TEXTAUSZUG
——

Die diesjährige Frühjahrsbilanz war für Kubas neuen Wirtschaftsminister Joaquín Alonso Vázquez alles andere als angenehm. Gut ein Jahr, nachdem dieser das Amt von seinem wegen Korruptionsvorwürfen geschassten Vorgänger Alejandro Gil übernommen hat, fiel das vergangene Woche gezogene Zwischenfazit düster aus.
Wie die Parteizeitung Granma über die Sitzung berichtet, seien „die erwarteten Auswirkungen“ der umgesetzten Maßnahmen zur Stabilisierung der Wirtschaft im vergangenen Jahr ausgeblieben. „Die Deviseneinnahmen entwickelten sich ungünstig, die Produktionsniveaus reichten nicht aus, um die Grundversorgung zu decken, und die Industrie war von Finanzierungsengpässen geprägt“, heißt es in dem Bericht, der auch Kritik an Alonso Vázquez enthält: „Die Wirtschaft schrumpft, und es gelingt nicht, ihr neuen Schwung zu verleihen“, äußerte Premierminister Manuel Marrero, und fügte hinzu, dass das Ministerium hierbei „einen Teil der Verantwortung“ bei der Umsetzung der entsprechenden Programme trage. Es müsse ein „Wirtschaftsministerium auf der Höhe der Zeit“ geschaffen werden, mahnte das staatliche Portal CubaSí, was im Umkehrschluss nahelegt, dass das Ministerium bislang offenbar nicht auf der Höhe der Zeit agiert.

——

ZEILENÜBERSICHT
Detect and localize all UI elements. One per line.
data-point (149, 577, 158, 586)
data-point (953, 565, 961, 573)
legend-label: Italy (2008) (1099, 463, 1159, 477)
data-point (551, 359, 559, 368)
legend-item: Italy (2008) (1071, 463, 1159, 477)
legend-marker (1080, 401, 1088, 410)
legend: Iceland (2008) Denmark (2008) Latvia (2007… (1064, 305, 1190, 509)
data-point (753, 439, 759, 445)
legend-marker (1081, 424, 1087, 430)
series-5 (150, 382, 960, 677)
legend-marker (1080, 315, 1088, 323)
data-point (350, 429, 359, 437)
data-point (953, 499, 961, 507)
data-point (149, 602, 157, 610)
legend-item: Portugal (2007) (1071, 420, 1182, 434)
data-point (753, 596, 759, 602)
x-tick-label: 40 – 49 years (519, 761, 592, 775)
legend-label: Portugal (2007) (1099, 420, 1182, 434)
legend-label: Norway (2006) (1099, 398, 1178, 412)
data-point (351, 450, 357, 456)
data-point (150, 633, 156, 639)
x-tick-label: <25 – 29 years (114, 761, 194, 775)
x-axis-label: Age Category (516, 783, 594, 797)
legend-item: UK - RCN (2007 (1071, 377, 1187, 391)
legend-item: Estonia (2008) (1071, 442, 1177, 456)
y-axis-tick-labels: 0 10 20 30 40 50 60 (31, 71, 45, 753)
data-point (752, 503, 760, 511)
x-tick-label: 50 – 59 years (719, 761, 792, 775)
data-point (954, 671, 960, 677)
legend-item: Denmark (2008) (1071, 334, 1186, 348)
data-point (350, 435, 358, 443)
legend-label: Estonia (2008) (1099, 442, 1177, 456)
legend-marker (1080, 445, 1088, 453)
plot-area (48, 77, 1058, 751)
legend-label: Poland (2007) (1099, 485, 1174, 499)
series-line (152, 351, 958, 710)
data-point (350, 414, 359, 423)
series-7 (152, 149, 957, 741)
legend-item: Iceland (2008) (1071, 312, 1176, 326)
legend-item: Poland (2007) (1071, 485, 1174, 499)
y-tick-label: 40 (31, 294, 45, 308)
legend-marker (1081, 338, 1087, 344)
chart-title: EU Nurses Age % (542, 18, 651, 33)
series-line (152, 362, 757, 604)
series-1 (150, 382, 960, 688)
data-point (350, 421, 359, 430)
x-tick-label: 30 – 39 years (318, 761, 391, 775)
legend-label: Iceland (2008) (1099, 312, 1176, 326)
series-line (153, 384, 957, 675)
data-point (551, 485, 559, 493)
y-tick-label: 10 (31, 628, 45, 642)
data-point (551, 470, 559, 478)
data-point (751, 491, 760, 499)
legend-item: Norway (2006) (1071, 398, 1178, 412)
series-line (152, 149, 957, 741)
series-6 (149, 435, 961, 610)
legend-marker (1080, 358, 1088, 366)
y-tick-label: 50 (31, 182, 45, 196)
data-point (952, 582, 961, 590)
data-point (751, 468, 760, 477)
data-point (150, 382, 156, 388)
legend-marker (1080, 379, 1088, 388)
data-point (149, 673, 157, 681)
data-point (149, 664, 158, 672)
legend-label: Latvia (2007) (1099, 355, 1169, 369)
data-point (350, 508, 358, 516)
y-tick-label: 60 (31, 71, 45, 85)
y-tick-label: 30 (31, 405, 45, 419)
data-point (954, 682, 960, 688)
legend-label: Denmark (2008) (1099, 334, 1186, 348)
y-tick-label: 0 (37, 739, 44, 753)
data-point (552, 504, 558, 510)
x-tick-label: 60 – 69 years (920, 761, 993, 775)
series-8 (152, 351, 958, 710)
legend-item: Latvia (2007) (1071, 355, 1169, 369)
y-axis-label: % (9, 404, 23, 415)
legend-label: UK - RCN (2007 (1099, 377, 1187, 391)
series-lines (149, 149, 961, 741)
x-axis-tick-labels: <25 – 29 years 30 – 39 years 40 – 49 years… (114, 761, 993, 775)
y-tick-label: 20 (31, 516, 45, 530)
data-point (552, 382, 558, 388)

——

ZU ERLEDIGEN
Von wem übernahm Joaquín Alonso Vázquez laut dem Textauszug das Amt des Wirtschaftsministers? Die Zeilen oben werden nicht benötigt.

GELÖSTE AUFGABE
Von Alejandro Gil, der wegen Korruptionsvorwürfen geschasst worden war.